◆ **Given records**:
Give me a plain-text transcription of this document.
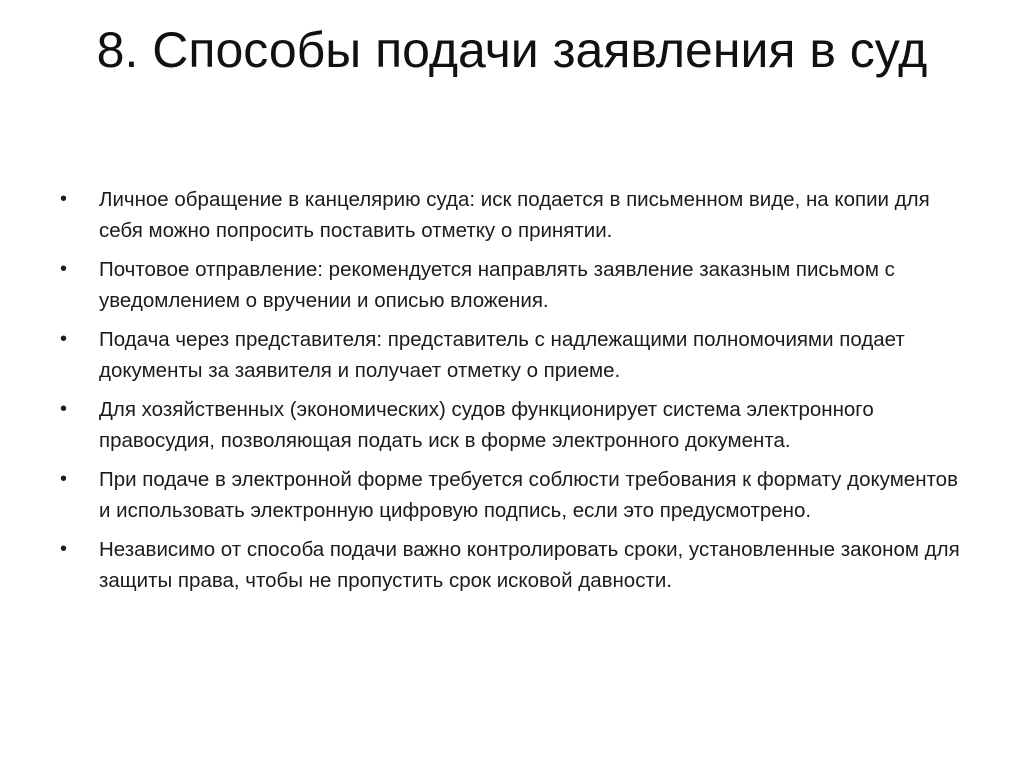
8. Способы подачи заявления в суд
•	Личное обращение в канцелярию суда: иск подается в письменном виде, на копии для себя можно попросить поставить отметку о принятии.
•	Почтовое отправление: рекомендуется направлять заявление заказным письмом с уведомлением о вручении и описью вложения.
•	Подача через представителя: представитель с надлежащими полномочиями подает документы за заявителя и получает отметку о приеме.
•	Для хозяйственных (экономических) судов функционирует система электронного правосудия, позволяющая подать иск в форме электронного документа.
•	При подаче в электронной форме требуется соблюсти требования к формату документов и использовать электронную цифровую подпись, если это предусмотрено.
•	Независимо от способа подачи важно контролировать сроки, установленные законом для защиты права, чтобы не пропустить срок исковой давности.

◆ **Your objective**: Give the data again exactly as written, with all pictures left out.

◆ **Output of the exercise**:
Give me a plain-text transcription of this document.
8. Способы подачи заявления в суд
•	Личное обращение в канцелярию суда: иск подается в письменном виде, на копии для себя можно попросить поставить отметку о принятии.
•	Почтовое отправление: рекомендуется направлять заявление заказным письмом с уведомлением о вручении и описью вложения.
•	Подача через представителя: представитель с надлежащими полномочиями подает документы за заявителя и получает отметку о приеме.
•	Для хозяйственных (экономических) судов функционирует система электронного правосудия, позволяющая подать иск в форме электронного документа.
•	При подаче в электронной форме требуется соблюсти требования к формату документов и использовать электронную цифровую подпись, если это предусмотрено.
•	Независимо от способа подачи важно контролировать сроки, установленные законом для защиты права, чтобы не пропустить срок исковой давности.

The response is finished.